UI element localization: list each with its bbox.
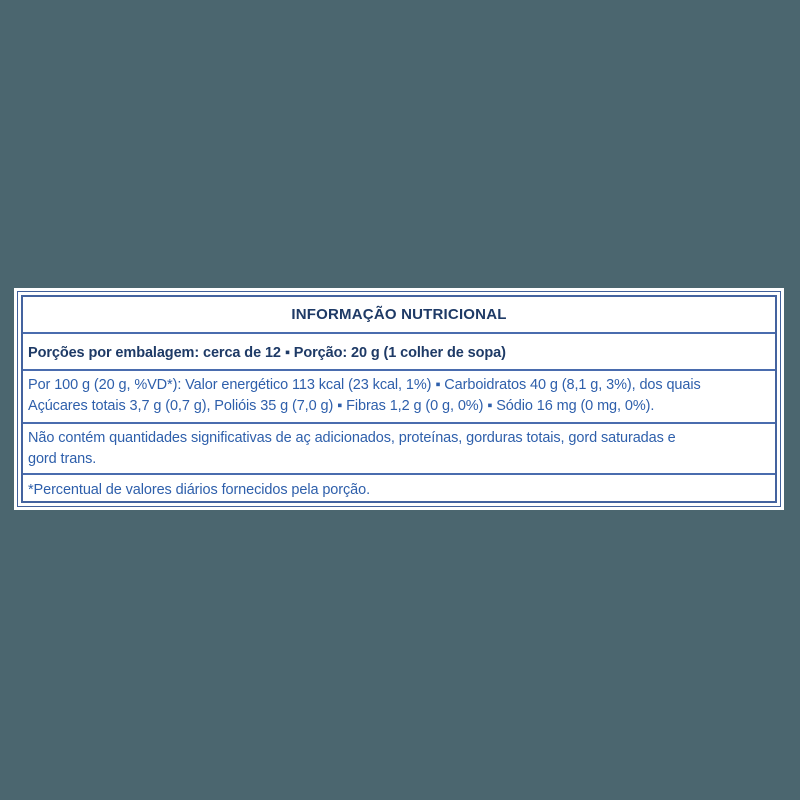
table-row-servings <box>23 334 775 371</box>
per-100g-line-2: Açúcares totais 3,7 g (0,7 g), Polióis 35 g (7,0 g) ▪ Fibras 1,2 g (0 g, 0%) ▪ Sódio 16 mg (0 mg, 0%). <box>28 398 655 414</box>
per-100g-line-1: Por 100 g (20 g, %VD*): Valor energético 113 kcal (23 kcal, 1%) ▪ Carboidratos 40 g (8,1 g, 3%), dos quais <box>28 377 701 393</box>
table-row-not-significant <box>23 424 775 475</box>
table-title-row <box>23 297 775 334</box>
servings-line: Porções por embalagem: cerca de 12 ▪ Porção: 20 g (1 colher de sopa) <box>28 344 506 361</box>
table-row-per-100g <box>23 371 775 424</box>
not-significant-line-1: Não contém quantidades significativas de aç adicionados, proteínas, gorduras totais, gord saturadas e <box>28 430 676 446</box>
label-title: INFORMAÇÃO NUTRICIONAL <box>291 306 507 323</box>
nutrition-label <box>14 288 784 510</box>
footnote-line: *Percentual de valores diários fornecidos pela porção. <box>28 482 370 498</box>
nutrition-table <box>21 295 777 503</box>
table-row-footnote <box>23 475 775 501</box>
not-significant-line-2: gord trans. <box>28 451 97 467</box>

........

• [Work required]
Copy the entries above exactly as they appear, leaving out the pictures.

• [Answer for the task]
UI element localization: list each with its bbox.
table-row-servings <box>23 334 775 371</box>
per-100g-line-2: Açúcares totais 3,7 g (0,7 g), Polióis 35 g (7,0 g) ▪ Fibras 1,2 g (0 g, 0%) ▪ Sódio 16 mg (0 mg, 0%). <box>28 398 655 414</box>
per-100g-line-1: Por 100 g (20 g, %VD*): Valor energético 113 kcal (23 kcal, 1%) ▪ Carboidratos 40 g (8,1 g, 3%), dos quais <box>28 377 701 393</box>
table-row-not-significant <box>23 424 775 475</box>
table-title-row <box>23 297 775 334</box>
servings-line: Porções por embalagem: cerca de 12 ▪ Porção: 20 g (1 colher de sopa) <box>28 344 506 361</box>
table-row-per-100g <box>23 371 775 424</box>
not-significant-line-1: Não contém quantidades significativas de aç adicionados, proteínas, gorduras totais, gord saturadas e <box>28 430 676 446</box>
label-title: INFORMAÇÃO NUTRICIONAL <box>291 306 507 323</box>
nutrition-label <box>14 288 784 510</box>
footnote-line: *Percentual de valores diários fornecidos pela porção. <box>28 482 370 498</box>
nutrition-table <box>21 295 777 503</box>
table-row-footnote <box>23 475 775 501</box>
not-significant-line-2: gord trans. <box>28 451 97 467</box>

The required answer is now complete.